* [PROBLEMS TO WORK ON]:
(a) Decide whether each statement agrees with the steps for talking with a struggling child: (i) reflecting the child's words correctly brings calm right away; (ii) the parent should work out a fix while the child is still talking; (iii) the parent should defend the guess if the child rejects it. Answer yes or no for each and quote the words from the text that decide it.
(b) According to the steps for talking with a struggling child, what should a parent do after failing to hear the child correctly?
(c) Continue the steps for talking with a struggling child from the point where they stop.

* [PROVIDED PASSAGE]:
_____
Get curious. Approach your child with sincere loving curiosity. Perhaps your first question could start with "Hey, I see you struggling. What's up?"
Listen Without Interruption. Listen, listen, listen. This one is tough. Not only staying verbally quiet but can you also stay silent within your head? Can you stop mentally coming up with a plan on how you are going to fix this even before they finish their story?
Reflect. When they are done, reflect what you heard your teen say. For example, "It sounds like when your teacher does not give you a choice on what to write about, you feel frustrated. Is that right?" If you heard him correctly, your child will have a new sense of calmness right away. If you didn’t listen or hear him correctly, he will be more agitated and want to leave. Stay calm, apologize for not understanding, and ask if he could please repeat what he said or explain more so you can try again.
Invite. With a sense of curiosity, you can invite your child to wonder what her unmet need is. You could offer, "I am wondering if you are frustrated because you need a choice and your teacher does not recognize your need to make choices when you write?" This may not be it, so be patient with yourself and do not get defensive if your child says that's not it. You can also just keep it open to sharing a thought out loud like, "I wonder what needs of yours are not being met in this situation?"
_____
Dataset items
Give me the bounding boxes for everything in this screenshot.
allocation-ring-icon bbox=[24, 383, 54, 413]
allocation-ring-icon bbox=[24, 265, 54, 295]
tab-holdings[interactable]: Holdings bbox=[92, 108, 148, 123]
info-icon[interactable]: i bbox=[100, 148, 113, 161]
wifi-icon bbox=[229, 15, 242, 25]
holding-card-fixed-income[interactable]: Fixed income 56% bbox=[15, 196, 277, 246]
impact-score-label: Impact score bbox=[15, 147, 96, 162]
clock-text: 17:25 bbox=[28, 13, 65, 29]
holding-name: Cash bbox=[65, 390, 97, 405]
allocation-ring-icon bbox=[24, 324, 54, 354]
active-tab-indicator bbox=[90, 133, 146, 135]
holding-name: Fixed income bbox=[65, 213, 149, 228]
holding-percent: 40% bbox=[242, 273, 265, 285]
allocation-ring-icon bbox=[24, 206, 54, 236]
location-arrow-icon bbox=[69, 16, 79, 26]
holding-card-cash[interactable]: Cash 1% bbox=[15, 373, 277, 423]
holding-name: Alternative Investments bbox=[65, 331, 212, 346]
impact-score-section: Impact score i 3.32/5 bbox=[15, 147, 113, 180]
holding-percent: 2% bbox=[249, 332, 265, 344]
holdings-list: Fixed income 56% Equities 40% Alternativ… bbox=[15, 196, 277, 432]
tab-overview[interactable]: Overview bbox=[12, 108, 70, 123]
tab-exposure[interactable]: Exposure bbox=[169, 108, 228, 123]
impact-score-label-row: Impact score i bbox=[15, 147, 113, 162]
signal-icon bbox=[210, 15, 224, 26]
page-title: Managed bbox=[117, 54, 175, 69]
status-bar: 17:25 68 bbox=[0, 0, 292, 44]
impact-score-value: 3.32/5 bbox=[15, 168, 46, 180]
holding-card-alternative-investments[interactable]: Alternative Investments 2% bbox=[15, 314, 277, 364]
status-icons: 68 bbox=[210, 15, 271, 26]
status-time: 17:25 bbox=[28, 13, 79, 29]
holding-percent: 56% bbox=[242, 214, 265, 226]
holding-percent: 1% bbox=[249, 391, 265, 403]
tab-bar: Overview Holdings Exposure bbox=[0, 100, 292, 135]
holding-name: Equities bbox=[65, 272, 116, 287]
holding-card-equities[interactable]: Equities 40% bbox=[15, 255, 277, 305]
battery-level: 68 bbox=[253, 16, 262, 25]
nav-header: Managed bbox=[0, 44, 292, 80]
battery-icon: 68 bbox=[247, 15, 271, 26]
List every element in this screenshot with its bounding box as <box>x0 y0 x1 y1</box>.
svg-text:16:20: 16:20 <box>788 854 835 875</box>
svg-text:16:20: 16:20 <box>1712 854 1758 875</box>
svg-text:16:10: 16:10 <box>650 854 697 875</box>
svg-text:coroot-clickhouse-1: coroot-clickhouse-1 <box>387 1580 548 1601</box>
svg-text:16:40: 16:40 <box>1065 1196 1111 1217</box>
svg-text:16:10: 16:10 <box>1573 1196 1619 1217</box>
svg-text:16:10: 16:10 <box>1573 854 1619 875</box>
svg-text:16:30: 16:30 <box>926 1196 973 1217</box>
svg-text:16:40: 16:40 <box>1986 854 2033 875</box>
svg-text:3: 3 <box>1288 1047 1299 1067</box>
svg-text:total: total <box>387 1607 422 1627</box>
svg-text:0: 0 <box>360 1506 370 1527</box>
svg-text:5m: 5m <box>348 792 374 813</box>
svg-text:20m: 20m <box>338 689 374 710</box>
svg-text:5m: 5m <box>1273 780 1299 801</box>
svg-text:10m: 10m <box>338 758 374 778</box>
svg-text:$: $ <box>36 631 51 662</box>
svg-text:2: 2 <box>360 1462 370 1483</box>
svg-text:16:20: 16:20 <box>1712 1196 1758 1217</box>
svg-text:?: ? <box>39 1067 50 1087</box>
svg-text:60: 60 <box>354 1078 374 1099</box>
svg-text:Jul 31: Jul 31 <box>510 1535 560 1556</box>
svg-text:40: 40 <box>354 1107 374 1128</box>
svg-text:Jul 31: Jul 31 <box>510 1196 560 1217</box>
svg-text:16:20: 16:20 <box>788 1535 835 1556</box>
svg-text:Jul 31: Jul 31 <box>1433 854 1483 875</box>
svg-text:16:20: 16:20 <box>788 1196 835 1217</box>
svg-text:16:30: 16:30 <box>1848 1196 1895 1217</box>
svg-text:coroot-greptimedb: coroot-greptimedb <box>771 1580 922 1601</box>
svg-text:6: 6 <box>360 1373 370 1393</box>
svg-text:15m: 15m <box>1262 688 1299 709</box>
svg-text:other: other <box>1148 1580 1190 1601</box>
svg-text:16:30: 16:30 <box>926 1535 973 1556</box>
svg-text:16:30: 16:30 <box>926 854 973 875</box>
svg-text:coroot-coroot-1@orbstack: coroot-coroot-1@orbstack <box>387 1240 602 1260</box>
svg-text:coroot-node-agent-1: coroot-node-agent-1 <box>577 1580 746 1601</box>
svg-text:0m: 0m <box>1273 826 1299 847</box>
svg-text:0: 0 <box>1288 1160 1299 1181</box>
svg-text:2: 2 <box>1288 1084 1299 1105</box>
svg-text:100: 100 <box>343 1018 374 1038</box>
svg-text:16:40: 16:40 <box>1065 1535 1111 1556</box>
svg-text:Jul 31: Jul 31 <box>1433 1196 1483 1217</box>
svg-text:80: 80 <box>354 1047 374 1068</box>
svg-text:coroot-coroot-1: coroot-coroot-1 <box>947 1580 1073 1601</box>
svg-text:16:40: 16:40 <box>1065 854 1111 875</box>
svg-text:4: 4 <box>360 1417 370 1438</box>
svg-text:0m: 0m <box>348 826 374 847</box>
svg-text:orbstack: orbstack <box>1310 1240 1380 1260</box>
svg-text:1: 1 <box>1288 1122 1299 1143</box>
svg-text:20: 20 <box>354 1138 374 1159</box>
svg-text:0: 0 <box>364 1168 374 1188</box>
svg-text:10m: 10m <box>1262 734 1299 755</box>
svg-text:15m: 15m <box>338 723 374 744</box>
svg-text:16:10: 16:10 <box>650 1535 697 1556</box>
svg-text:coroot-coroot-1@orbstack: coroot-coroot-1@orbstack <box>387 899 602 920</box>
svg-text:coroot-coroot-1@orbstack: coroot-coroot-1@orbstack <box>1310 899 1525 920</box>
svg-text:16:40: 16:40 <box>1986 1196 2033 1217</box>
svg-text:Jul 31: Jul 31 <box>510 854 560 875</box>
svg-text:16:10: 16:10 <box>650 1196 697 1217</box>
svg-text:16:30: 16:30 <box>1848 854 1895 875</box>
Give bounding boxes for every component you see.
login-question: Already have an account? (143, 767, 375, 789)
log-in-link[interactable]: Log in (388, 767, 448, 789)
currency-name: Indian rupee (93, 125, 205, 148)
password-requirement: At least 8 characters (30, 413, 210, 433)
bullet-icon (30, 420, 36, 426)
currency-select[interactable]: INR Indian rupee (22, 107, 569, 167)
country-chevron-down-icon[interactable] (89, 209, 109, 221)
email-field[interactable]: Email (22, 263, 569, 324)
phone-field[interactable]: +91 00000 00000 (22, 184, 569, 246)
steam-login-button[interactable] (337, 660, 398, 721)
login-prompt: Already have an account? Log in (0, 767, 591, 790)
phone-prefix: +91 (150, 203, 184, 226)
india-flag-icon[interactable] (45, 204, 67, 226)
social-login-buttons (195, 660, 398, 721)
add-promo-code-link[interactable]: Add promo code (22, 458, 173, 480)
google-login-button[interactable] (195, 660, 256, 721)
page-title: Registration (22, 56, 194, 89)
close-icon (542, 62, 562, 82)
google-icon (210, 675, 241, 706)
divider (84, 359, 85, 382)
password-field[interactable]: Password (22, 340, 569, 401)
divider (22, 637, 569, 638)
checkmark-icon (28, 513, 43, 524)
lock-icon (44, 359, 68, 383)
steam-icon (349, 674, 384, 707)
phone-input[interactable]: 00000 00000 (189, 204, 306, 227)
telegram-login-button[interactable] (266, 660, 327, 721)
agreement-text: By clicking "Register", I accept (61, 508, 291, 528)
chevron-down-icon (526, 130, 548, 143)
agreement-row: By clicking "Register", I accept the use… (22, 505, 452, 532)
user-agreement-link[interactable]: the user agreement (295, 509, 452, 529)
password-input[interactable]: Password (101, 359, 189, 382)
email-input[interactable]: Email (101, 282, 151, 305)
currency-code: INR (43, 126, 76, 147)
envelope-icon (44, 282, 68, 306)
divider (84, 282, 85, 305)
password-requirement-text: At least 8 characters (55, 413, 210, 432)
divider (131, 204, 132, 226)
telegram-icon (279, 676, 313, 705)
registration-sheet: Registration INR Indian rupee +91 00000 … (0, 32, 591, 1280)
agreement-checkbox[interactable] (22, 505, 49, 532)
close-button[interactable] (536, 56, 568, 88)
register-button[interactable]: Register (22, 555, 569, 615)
_____
* [ANSWERS PER TASK]:
(a)
(i) Yes: "If you heard him correctly, your child will have a new sense of calmness right away."
(ii) No: "Can you stop mentally coming up with a plan on how you are going to fix this even before they finish their story?"
(iii) No: "do not get defensive if your child says that's not it."

(b) Stay calm, apologize for not understanding, and ask the child to repeat what he said or explain more.

(c)
You may want to refer to the lists of feelings and needs found in Marshall Rosenberg's book entitled, Nonviolent Communication, A Language of Life. I find these lists very helpful to refer to when I am upset or my child is upset.
Addressing Unmet Needs
If you can help your child identify her feelings and unmet needs, then what? The trick is not to allow your mind to fall back into the story. We often fall into the trap of thinking the next step is figuring out how to change the teacher, the assignment, the job, the other person so we can get our needs met. Leaving teens (even young children) with questions like, "I wonder how you can get your needs met in this situation? I am sure you will figure out something." leaves them to manage their own feelings and become more independent problem solvers. I also try to add, "How do you want me to support you right now?" or "Please let me know if there is anything I can do to support you." as they transition to being the drivers of their own lives.
Owning Your Part In Your Child’s Upset
If you find yourself triggered by your child's behaviour, also know there is something here for YOU to investigate, if you choose. I feel saddened by parents who are so upset about their children's behaviour and think it has nothing to do with them. This is NOT about parent BLAMING; this is about parent EMPOWERING. As a parent, if you can witness your own emotion of being upset and get curious by asking yourself, "Why am I so triggered by her not handing assignments in on time?", the sooner you will find peace as well.
Remember the Golden Rule
What I have shared would apply to a young child, a teenager, an adult child, even a spouse or friend. Feelings and needs affect us all, no matter what our age. If this all seems a little overwhelming, if when communicating with your child you feel charged, then just take a deep breath and come back to the Golden Rule. Ask yourself, "If I was in their shoes right now, what would I want my parents to say? What would I want them to understand? What would I want them to do? When I was a teen, what did I need from the adults in my life when I was struggling with school work, friendships, peer pressure or that first heartbreak?"
My children are now 20, 18, 15, and 12. The one thing I know for sure, the older my children become, the more I need to talk less and listen more.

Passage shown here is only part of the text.